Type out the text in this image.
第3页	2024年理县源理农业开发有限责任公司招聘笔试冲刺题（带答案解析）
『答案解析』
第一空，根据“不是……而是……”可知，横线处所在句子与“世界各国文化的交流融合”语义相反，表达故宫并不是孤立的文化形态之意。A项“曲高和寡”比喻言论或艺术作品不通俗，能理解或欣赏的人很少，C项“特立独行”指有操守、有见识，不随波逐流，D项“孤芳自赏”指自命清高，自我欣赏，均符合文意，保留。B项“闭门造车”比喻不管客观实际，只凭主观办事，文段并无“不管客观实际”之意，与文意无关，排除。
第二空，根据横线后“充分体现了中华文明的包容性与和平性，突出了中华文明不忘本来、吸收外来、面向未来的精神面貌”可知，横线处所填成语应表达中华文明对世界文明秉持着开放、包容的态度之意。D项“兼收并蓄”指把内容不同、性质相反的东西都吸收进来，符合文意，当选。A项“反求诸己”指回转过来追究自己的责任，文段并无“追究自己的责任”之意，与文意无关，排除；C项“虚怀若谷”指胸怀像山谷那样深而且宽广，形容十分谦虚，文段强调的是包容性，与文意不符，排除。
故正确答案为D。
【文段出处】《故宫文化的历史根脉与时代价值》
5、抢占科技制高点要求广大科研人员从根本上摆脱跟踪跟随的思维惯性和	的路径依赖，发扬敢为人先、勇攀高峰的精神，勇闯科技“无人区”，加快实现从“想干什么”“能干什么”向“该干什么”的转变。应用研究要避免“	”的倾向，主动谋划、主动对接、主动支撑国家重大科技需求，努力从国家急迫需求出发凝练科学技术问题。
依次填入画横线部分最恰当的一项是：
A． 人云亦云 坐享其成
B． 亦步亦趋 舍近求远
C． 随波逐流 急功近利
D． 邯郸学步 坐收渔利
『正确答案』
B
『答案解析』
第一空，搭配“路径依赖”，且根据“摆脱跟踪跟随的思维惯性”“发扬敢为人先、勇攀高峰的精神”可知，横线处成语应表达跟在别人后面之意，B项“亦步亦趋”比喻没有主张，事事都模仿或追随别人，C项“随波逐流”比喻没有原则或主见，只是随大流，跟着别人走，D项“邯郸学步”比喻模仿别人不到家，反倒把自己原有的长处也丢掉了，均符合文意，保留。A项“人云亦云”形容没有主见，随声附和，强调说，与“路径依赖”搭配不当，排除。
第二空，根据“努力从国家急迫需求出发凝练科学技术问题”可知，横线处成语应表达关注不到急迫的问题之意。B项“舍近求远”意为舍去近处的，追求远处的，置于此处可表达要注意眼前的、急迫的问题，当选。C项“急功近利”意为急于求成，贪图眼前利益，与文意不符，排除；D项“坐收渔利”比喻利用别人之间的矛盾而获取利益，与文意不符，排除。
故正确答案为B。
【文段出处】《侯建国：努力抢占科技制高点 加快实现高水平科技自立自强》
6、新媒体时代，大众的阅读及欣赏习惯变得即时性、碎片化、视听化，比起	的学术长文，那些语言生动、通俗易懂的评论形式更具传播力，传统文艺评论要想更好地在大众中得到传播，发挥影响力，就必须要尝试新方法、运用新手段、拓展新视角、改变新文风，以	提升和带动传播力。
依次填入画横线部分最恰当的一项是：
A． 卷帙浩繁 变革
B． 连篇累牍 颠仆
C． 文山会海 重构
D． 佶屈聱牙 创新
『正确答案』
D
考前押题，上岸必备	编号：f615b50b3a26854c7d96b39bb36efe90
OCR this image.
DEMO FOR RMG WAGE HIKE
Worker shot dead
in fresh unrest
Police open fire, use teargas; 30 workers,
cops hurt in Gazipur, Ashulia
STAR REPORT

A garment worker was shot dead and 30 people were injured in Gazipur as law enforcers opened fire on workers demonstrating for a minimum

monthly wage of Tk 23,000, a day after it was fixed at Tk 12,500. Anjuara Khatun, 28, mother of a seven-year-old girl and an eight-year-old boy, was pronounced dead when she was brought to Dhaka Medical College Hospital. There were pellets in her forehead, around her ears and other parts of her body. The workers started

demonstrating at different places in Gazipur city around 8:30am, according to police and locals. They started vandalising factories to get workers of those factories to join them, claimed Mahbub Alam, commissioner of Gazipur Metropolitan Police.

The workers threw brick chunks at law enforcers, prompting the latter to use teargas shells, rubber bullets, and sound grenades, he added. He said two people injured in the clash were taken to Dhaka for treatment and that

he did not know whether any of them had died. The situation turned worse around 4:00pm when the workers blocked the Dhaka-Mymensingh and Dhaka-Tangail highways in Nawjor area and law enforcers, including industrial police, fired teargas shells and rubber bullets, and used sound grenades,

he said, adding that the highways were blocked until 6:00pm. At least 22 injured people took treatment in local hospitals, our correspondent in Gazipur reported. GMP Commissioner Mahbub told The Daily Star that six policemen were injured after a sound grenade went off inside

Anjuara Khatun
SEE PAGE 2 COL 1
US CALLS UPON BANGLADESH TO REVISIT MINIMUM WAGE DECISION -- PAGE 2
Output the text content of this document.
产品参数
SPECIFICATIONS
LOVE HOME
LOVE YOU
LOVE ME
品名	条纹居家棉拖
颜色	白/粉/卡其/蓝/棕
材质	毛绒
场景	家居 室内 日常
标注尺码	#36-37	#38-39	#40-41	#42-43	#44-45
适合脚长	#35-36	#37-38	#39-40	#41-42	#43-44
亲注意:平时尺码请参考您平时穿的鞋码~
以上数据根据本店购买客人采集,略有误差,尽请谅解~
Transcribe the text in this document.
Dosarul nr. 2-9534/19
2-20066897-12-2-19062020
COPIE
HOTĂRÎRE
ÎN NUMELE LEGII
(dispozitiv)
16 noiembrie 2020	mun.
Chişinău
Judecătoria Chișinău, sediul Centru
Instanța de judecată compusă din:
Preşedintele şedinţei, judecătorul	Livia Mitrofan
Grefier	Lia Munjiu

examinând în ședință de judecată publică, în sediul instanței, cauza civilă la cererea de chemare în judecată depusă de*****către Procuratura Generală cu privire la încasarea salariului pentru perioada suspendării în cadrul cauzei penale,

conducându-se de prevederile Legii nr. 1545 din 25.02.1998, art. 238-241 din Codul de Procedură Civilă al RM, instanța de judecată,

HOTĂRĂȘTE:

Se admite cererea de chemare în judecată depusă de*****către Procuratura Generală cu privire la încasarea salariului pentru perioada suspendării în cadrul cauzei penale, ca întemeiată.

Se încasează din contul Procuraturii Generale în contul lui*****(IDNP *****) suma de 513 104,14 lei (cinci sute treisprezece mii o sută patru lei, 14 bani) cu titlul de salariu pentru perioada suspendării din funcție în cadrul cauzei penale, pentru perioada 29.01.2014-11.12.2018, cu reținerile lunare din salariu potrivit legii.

--------------------

• **YOUR GOAL**: Copy out every line from the records that has the word "发扬敢为人先".

• **ANSWER TO THIS PROBLEM**:
5、抢占科技制高点要求广大科研人员从根本上摆脱跟踪跟随的思维惯性和	的路径依赖，发扬敢为人先、勇攀高峰的精神，勇闯科技“无人区”，加快实现从“想干什么”“能干什么”向“该干什么”的转变。应用研究要避免“	”的倾向，主动谋划、主动对接、主动支撑国家重大科技需求，努力从国家急迫需求出发凝练科学技术问题。
第一空，搭配“路径依赖”，且根据“摆脱跟踪跟随的思维惯性”“发扬敢为人先、勇攀高峰的精神”可知，横线处成语应表达跟在别人后面之意，B项“亦步亦趋”比喻没有主张，事事都模仿或追随别人，C项“随波逐流”比喻没有原则或主见，只是随大流，跟着别人走，D项“邯郸学步”比喻模仿别人不到家，反倒把自己原有的长处也丢掉了，均符合文意，保留。A项“人云亦云”形容没有主见，随声附和，强调说，与“路径依赖”搭配不当，排除。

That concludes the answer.